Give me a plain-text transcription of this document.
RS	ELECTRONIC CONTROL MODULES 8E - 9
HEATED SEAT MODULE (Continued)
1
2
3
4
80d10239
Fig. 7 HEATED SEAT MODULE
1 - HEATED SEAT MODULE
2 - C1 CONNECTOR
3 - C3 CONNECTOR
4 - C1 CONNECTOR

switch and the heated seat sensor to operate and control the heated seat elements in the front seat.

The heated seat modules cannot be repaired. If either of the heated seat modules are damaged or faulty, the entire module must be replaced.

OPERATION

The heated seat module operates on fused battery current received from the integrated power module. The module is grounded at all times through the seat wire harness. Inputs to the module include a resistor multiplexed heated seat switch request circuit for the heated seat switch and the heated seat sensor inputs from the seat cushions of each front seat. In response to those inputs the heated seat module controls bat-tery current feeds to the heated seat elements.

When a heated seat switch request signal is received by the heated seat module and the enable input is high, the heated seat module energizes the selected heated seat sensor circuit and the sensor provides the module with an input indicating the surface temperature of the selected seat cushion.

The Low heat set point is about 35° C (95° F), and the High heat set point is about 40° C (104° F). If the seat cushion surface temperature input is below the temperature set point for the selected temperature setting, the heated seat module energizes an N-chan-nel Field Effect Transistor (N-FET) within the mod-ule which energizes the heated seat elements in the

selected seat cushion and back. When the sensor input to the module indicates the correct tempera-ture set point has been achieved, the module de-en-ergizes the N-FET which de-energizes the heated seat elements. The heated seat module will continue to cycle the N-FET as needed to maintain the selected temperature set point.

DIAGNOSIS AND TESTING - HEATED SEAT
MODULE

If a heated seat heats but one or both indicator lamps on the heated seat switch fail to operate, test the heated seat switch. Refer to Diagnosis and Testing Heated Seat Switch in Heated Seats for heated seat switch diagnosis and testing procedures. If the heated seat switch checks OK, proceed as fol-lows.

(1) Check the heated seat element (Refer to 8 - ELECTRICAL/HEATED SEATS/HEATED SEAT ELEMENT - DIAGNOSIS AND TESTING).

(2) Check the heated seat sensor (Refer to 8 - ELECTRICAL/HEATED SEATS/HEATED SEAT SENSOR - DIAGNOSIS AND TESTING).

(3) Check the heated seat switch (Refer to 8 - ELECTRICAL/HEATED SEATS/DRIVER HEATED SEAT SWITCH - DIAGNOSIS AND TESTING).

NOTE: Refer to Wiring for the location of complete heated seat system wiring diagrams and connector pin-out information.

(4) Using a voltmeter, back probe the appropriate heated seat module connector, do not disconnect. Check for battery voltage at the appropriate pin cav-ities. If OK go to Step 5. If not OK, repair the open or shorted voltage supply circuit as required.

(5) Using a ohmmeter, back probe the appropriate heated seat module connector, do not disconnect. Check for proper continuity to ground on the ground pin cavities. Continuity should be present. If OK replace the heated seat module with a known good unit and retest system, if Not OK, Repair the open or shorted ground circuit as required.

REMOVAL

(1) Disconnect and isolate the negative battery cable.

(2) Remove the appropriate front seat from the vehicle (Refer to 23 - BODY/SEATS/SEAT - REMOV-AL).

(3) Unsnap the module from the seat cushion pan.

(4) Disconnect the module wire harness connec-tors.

◇ ◇ ◇ ◇ ◇ ◇ ◇

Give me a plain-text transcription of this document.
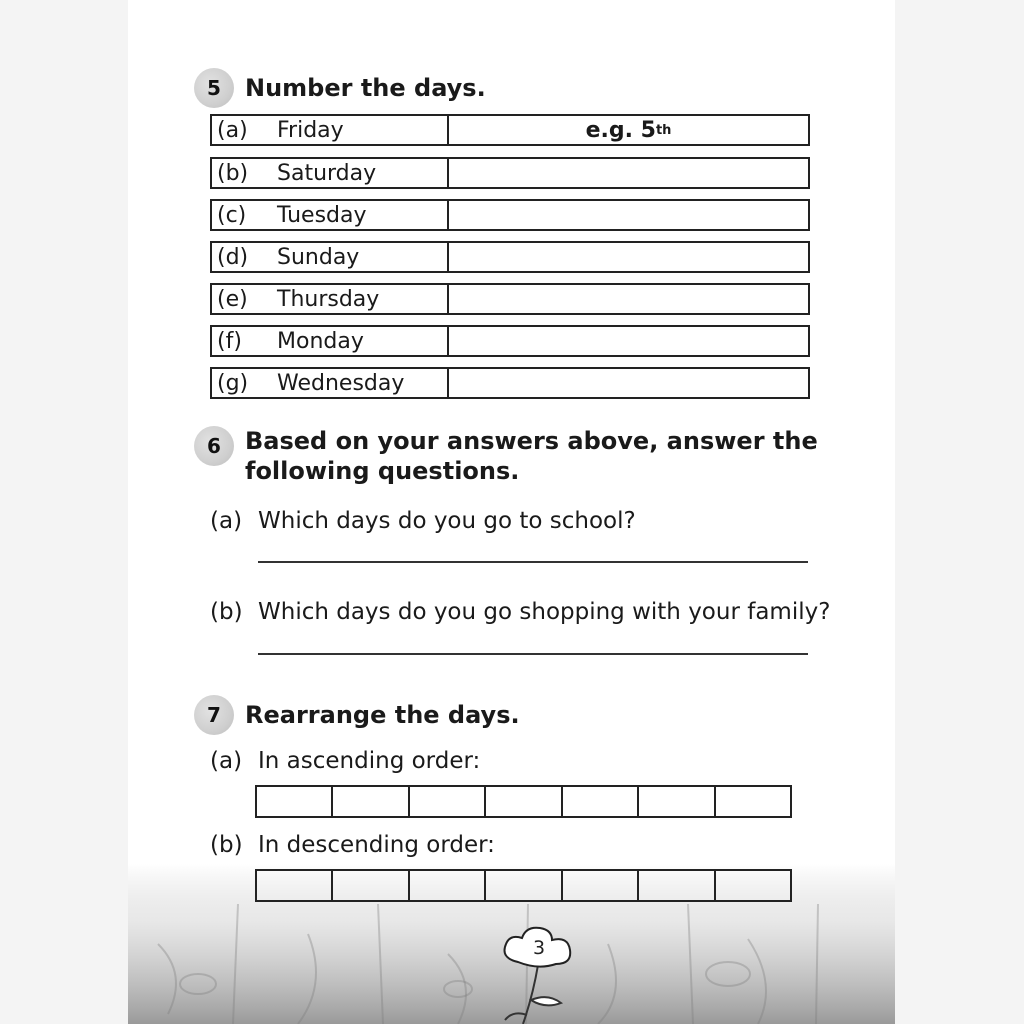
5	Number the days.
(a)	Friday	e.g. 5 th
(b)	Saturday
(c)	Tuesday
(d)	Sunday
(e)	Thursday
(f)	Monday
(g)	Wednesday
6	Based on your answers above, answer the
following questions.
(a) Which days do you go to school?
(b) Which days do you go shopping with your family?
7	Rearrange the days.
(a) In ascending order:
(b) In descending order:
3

◇ ◇ ◇ ◇ ◇ ◇ ◇

**Short task:** Gather every line containing the word "request" and copy it.

**Solution to this exercise:**
The heated seat module operates on fused battery current received from the integrated power module. The module is grounded at all times through the seat wire harness. Inputs to the module include a resistor multiplexed heated seat switch request circuit for the heated seat switch and the heated seat sensor inputs from the seat cushions of each front seat. In response to those inputs the heated seat module controls bat-tery current feeds to the heated seat elements.
When a heated seat switch request signal is received by the heated seat module and the enable input is high, the heated seat module energizes the selected heated seat sensor circuit and the sensor provides the module with an input indicating the surface temperature of the selected seat cushion.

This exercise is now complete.